→ **The problem**
Can you transcribe the data exactly? Leave the pictures out.

— start Source data —

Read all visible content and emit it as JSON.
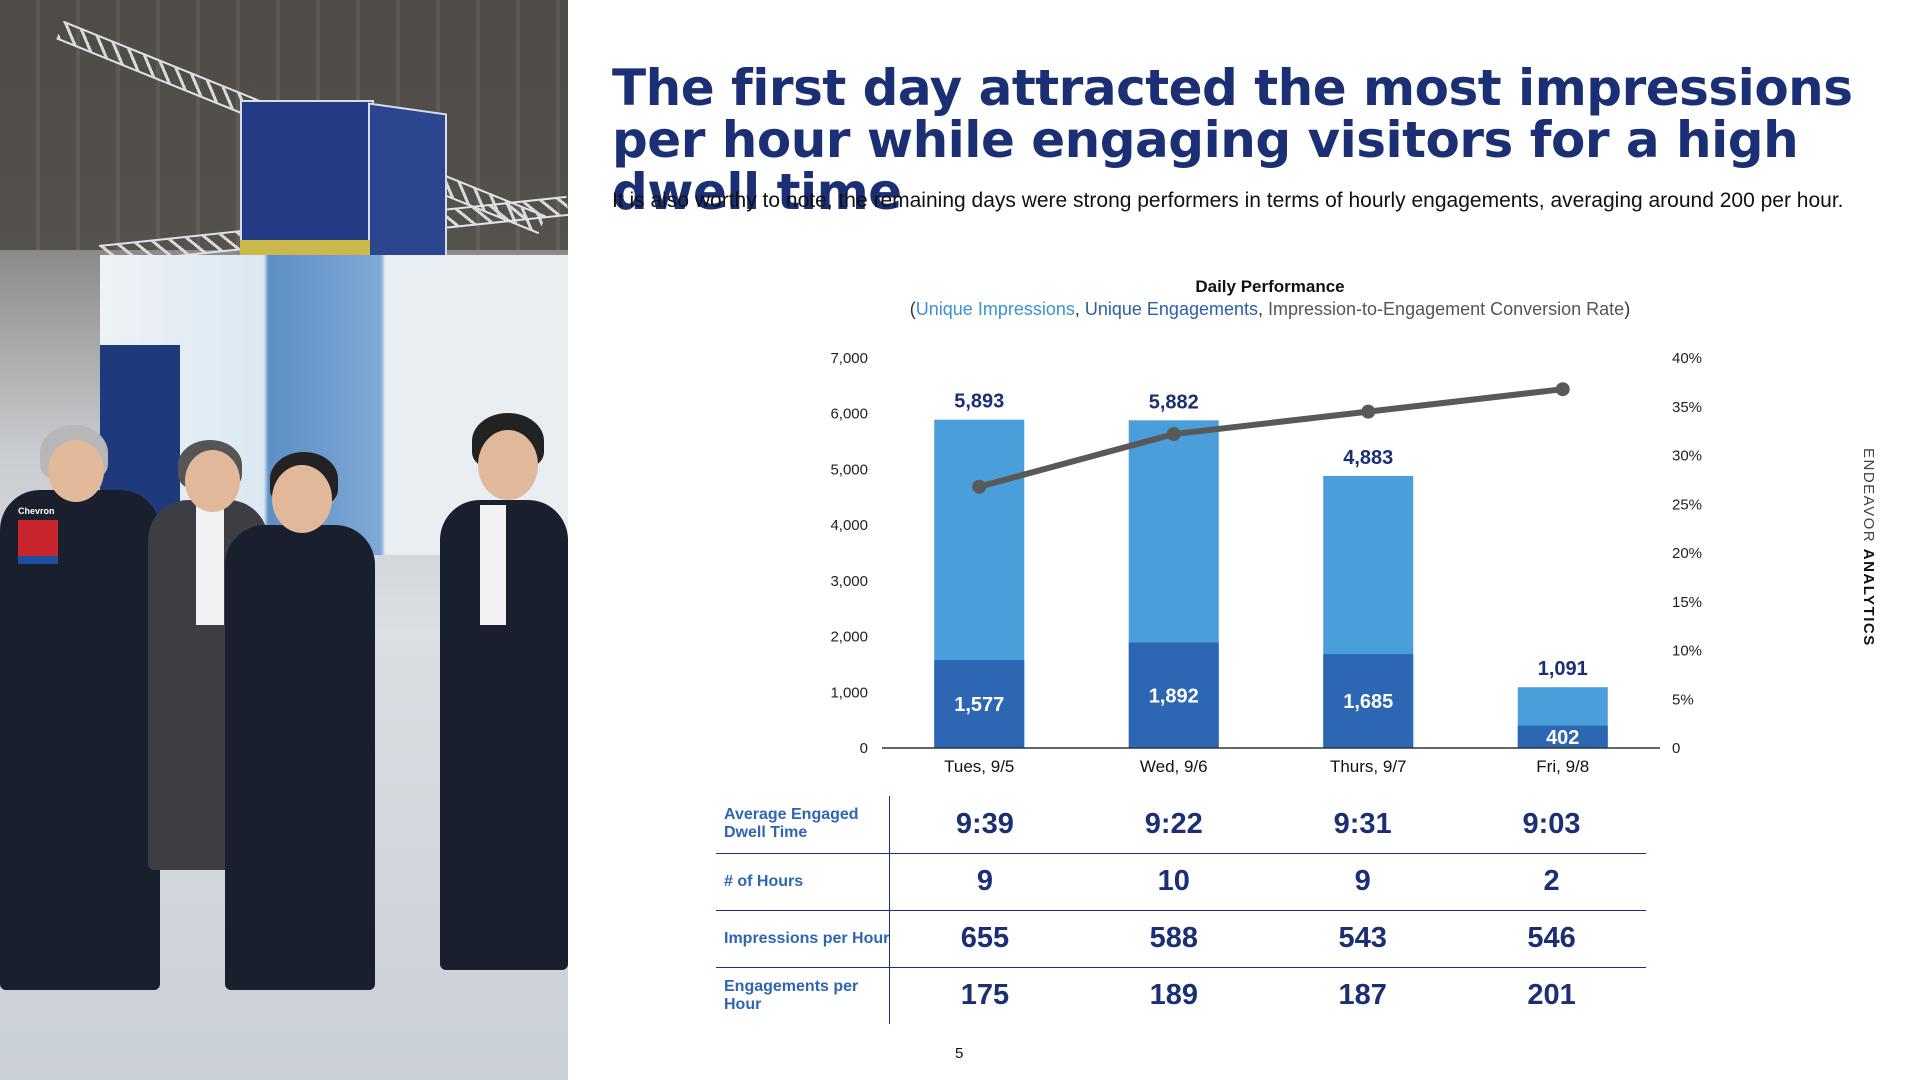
{
  "header": {
    "title": "The first day attracted the most impressions per hour while engaging visitors for a high dwell time",
    "subtitle": "It is also worthy to note, the remaining days were strong performers in terms of hourly engagements, averaging around 200 per hour."
  },
  "chart_data": {
    "type": "bar",
    "title": "Daily Performance",
    "subtitle_parts": {
      "open": "(",
      "impressions": "Unique Impressions",
      "sep1": ", ",
      "engagements": "Unique Engagements",
      "sep2": ", ",
      "conversion": "Impression-to-Engagement Conversion Rate",
      "close": ")"
    },
    "categories": [
      "Tues, 9/5",
      "Wed, 9/6",
      "Thurs, 9/7",
      "Fri, 9/8"
    ],
    "series": [
      {
        "name": "Unique Impressions",
        "kind": "bar-total",
        "color": "#4a9ed9",
        "values": [
          5893,
          5882,
          4883,
          1091
        ]
      },
      {
        "name": "Unique Engagements",
        "kind": "bar-inner",
        "color": "#2d66b3",
        "values": [
          1577,
          1892,
          1685,
          402
        ]
      },
      {
        "name": "Impression-to-Engagement Conversion Rate",
        "kind": "line",
        "axis": "right",
        "color": "#595959",
        "values": [
          26.8,
          32.2,
          34.5,
          36.8
        ]
      }
    ],
    "data_labels": {
      "impressions": [
        "5,893",
        "5,882",
        "4,883",
        "1,091"
      ],
      "engagements": [
        "1,577",
        "1,892",
        "1,685",
        "402"
      ]
    },
    "ylim": [
      0,
      7000
    ],
    "yticks": [
      "0",
      "1,000",
      "2,000",
      "3,000",
      "4,000",
      "5,000",
      "6,000",
      "7,000"
    ],
    "y2lim": [
      0,
      40
    ],
    "y2ticks": [
      "0",
      "5%",
      "10%",
      "15%",
      "20%",
      "25%",
      "30%",
      "35%",
      "40%"
    ],
    "grid": false,
    "legend": "none"
  },
  "metrics_table": {
    "rows": [
      {
        "label": "Average Engaged Dwell Time",
        "values": [
          "9:39",
          "9:22",
          "9:31",
          "9:03"
        ]
      },
      {
        "label": "# of Hours",
        "values": [
          "9",
          "10",
          "9",
          "2"
        ]
      },
      {
        "label": "Impressions per Hour",
        "values": [
          "655",
          "588",
          "543",
          "546"
        ]
      },
      {
        "label": "Engagements per Hour",
        "values": [
          "175",
          "189",
          "187",
          "201"
        ]
      }
    ]
  },
  "side_brand": {
    "light": "ENDEAVOR ",
    "bold": "ANALYTICS"
  },
  "page_number": "5",
  "photo": {
    "badge_text": "Chevron"
  },
  "colors": {
    "title": "#1b2f74",
    "impressions": "#4a9ed9",
    "engagements": "#2d66b3",
    "line": "#595959"
  }
}
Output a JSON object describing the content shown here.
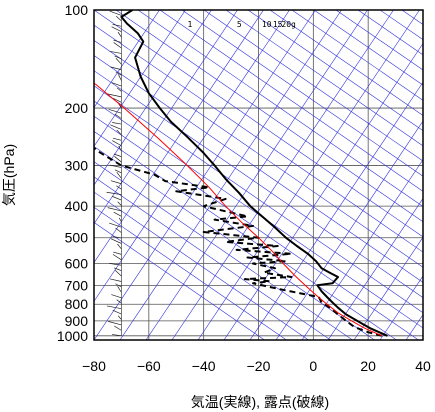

— end Source data —

→ **Output of the task**
Read all visible content and emit it as JSON.
{
  "header": {
    "title": "The first day attracted the most impressions per hour while engaging visitors for a high dwell time",
    "subtitle": "It is also worthy to note, the remaining days were strong performers in terms of hourly engagements, averaging around 200 per hour."
  },
  "chart_data": {
    "type": "bar",
    "title": "Daily Performance",
    "subtitle_parts": {
      "open": "(",
      "impressions": "Unique Impressions",
      "sep1": ", ",
      "engagements": "Unique Engagements",
      "sep2": ", ",
      "conversion": "Impression-to-Engagement Conversion Rate",
      "close": ")"
    },
    "categories": [
      "Tues, 9/5",
      "Wed, 9/6",
      "Thurs, 9/7",
      "Fri, 9/8"
    ],
    "series": [
      {
        "name": "Unique Impressions",
        "kind": "bar-total",
        "color": "#4a9ed9",
        "values": [
          5893,
          5882,
          4883,
          1091
        ]
      },
      {
        "name": "Unique Engagements",
        "kind": "bar-inner",
        "color": "#2d66b3",
        "values": [
          1577,
          1892,
          1685,
          402
        ]
      },
      {
        "name": "Impression-to-Engagement Conversion Rate",
        "kind": "line",
        "axis": "right",
        "color": "#595959",
        "values": [
          26.8,
          32.2,
          34.5,
          36.8
        ]
      }
    ],
    "data_labels": {
      "impressions": [
        "5,893",
        "5,882",
        "4,883",
        "1,091"
      ],
      "engagements": [
        "1,577",
        "1,892",
        "1,685",
        "402"
      ]
    },
    "ylim": [
      0,
      7000
    ],
    "yticks": [
      "0",
      "1,000",
      "2,000",
      "3,000",
      "4,000",
      "5,000",
      "6,000",
      "7,000"
    ],
    "y2lim": [
      0,
      40
    ],
    "y2ticks": [
      "0",
      "5%",
      "10%",
      "15%",
      "20%",
      "25%",
      "30%",
      "35%",
      "40%"
    ],
    "grid": false,
    "legend": "none"
  },
  "metrics_table": {
    "rows": [
      {
        "label": "Average Engaged Dwell Time",
        "values": [
          "9:39",
          "9:22",
          "9:31",
          "9:03"
        ]
      },
      {
        "label": "# of Hours",
        "values": [
          "9",
          "10",
          "9",
          "2"
        ]
      },
      {
        "label": "Impressions per Hour",
        "values": [
          "655",
          "588",
          "543",
          "546"
        ]
      },
      {
        "label": "Engagements per Hour",
        "values": [
          "175",
          "189",
          "187",
          "201"
        ]
      }
    ]
  },
  "side_brand": {
    "light": "ENDEAVOR ",
    "bold": "ANALYTICS"
  },
  "page_number": "5",
  "photo": {
    "badge_text": "Chevron"
  },
  "colors": {
    "title": "#1b2f74",
    "impressions": "#4a9ed9",
    "engagements": "#2d66b3",
    "line": "#595959"
  }
}
Output a JSON object describing the content shown here.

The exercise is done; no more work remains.